[Given request] Show all lines holding the string "Rico".

[A block of data]
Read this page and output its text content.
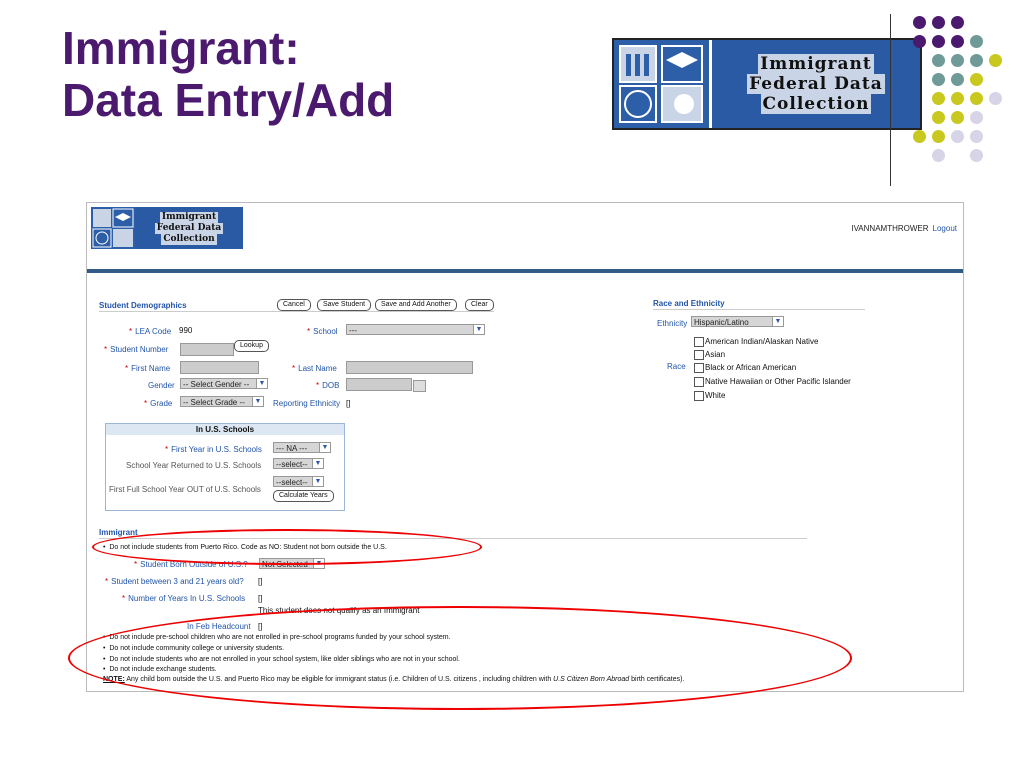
Immigrant:
Data Entry/Add
Immigrant
Federal Data
Collection
Immigrant
Federal Data
Collection
IVANNAMTHROWER Logout
Student Demographics	Cancel	Save Student	Save and Add Another	Clear
* LEA Code 990	* School	---	▼
* Student Number	Lookup
* First Name	* Last Name
Gender	-- Select Gender --	▼	* DOB
* Grade	-- Select Grade --	▼ Reporting Ethnicity []
Race and Ethnicity
Ethnicity Hispanic/Latino	▼
Race
American Indian/Alaskan Native
Asian
Black or African American
Native Hawaiian or Other Pacific Islander
White
In U.S. Schools
* First Year in U.S. Schools	--- NA ---	▼
School Year Returned to U.S. Schools	--select-- ▼
First Full School Year OUT of U.S. Schools
--select-- ▼
Calculate Years
Immigrant
•  Do not include students from Puerto Rico. Code as NO: Student not born outside the U.S.
* Student Born Outside of U.S.?	Not Selected	▼
* Student between 3 and 21 years old? []
* Number of Years In U.S. Schools []
This student does not qualify as an Immigrant
In Feb Headcount []
•  Do not include pre-school children who are not enrolled in pre-school programs funded by your school system.
•  Do not include community college or university students.
•  Do not include students who are not enrolled in your school system, like older siblings who are not in your school.
•  Do not include exchange students.
NOTE: Any child born outside the U.S. and Puerto Rico may be eligible for immigrant status (i.e. Children of U.S. citizens , including children with U.S Citizen Born Abroad birth certificates).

[Completed task]
•  Do not include students from Puerto Rico. Code as NO: Student not born outside the U.S.
NOTE: Any child born outside the U.S. and Puerto Rico may be eligible for immigrant status (i.e. Children of U.S. citizens , including children with U.S Citizen Born Abroad birth certificates).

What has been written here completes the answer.